**Records supplied**
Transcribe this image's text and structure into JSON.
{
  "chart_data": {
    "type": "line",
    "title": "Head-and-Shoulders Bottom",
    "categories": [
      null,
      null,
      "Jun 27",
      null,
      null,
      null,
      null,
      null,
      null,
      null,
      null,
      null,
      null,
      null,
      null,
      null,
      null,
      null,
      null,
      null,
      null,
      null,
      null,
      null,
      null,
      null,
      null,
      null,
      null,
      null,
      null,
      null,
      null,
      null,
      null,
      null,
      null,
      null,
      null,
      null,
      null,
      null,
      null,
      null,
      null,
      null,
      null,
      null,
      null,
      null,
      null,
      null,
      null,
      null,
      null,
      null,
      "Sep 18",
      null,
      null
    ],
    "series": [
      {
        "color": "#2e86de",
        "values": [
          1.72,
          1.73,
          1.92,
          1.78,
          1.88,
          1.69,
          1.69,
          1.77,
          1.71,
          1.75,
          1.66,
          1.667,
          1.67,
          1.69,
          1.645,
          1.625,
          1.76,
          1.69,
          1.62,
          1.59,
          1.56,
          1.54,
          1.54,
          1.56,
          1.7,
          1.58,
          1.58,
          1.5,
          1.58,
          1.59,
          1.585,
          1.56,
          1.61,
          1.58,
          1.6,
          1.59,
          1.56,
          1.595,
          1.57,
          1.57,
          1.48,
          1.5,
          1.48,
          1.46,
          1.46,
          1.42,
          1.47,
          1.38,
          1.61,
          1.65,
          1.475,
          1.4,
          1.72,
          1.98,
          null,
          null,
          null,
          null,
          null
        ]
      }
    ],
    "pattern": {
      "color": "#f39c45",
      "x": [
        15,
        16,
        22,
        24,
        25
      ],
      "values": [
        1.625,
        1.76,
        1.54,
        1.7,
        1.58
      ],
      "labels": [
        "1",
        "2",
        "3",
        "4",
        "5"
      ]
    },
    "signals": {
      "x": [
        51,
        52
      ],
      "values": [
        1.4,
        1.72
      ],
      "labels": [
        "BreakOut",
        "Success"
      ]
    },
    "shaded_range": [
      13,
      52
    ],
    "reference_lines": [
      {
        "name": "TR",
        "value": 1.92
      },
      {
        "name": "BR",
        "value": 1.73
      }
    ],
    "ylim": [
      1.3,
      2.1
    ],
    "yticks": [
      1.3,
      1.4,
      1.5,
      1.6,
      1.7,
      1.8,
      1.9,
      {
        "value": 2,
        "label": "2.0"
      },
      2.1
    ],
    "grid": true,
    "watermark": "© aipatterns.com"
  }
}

**Your task**
Restate each record exactly as written.

**Completed task**
Transcribe this image's text and structure into JSON.
{
  "chart_data": {
    "type": "line",
    "title": "Head-and-Shoulders Bottom",
    "categories": [
      null,
      null,
      "Jun 27",
      null,
      null,
      null,
      null,
      null,
      null,
      null,
      null,
      null,
      null,
      null,
      null,
      null,
      null,
      null,
      null,
      null,
      null,
      null,
      null,
      null,
      null,
      null,
      null,
      null,
      null,
      null,
      null,
      null,
      null,
      null,
      null,
      null,
      null,
      null,
      null,
      null,
      null,
      null,
      null,
      null,
      null,
      null,
      null,
      null,
      null,
      null,
      null,
      null,
      null,
      null,
      null,
      null,
      "Sep 18",
      null,
      null
    ],
    "series": [
      {
        "color": "#2e86de",
        "values": [
          1.72,
          1.73,
          1.92,
          1.78,
          1.88,
          1.69,
          1.69,
          1.77,
          1.71,
          1.75,
          1.66,
          1.667,
          1.67,
          1.69,
          1.645,
          1.625,
          1.76,
          1.69,
          1.62,
          1.59,
          1.56,
          1.54,
          1.54,
          1.56,
          1.7,
          1.58,
          1.58,
          1.5,
          1.58,
          1.59,
          1.585,
          1.56,
          1.61,
          1.58,
          1.6,
          1.59,
          1.56,
          1.595,
          1.57,
          1.57,
          1.48,
          1.5,
          1.48,
          1.46,
          1.46,
          1.42,
          1.47,
          1.38,
          1.61,
          1.65,
          1.475,
          1.4,
          1.72,
          1.98,
          null,
          null,
          null,
          null,
          null
        ]
      }
    ],
    "pattern": {
      "color": "#f39c45",
      "x": [
        15,
        16,
        22,
        24,
        25
      ],
      "values": [
        1.625,
        1.76,
        1.54,
        1.7,
        1.58
      ],
      "labels": [
        "1",
        "2",
        "3",
        "4",
        "5"
      ]
    },
    "signals": {
      "x": [
        51,
        52
      ],
      "values": [
        1.4,
        1.72
      ],
      "labels": [
        "BreakOut",
        "Success"
      ]
    },
    "shaded_range": [
      13,
      52
    ],
    "reference_lines": [
      {
        "name": "TR",
        "value": 1.92
      },
      {
        "name": "BR",
        "value": 1.73
      }
    ],
    "ylim": [
      1.3,
      2.1
    ],
    "yticks": [
      1.3,
      1.4,
      1.5,
      1.6,
      1.7,
      1.8,
      1.9,
      {
        "value": 2,
        "label": "2.0"
      },
      2.1
    ],
    "grid": true,
    "watermark": "© aipatterns.com"
  }
}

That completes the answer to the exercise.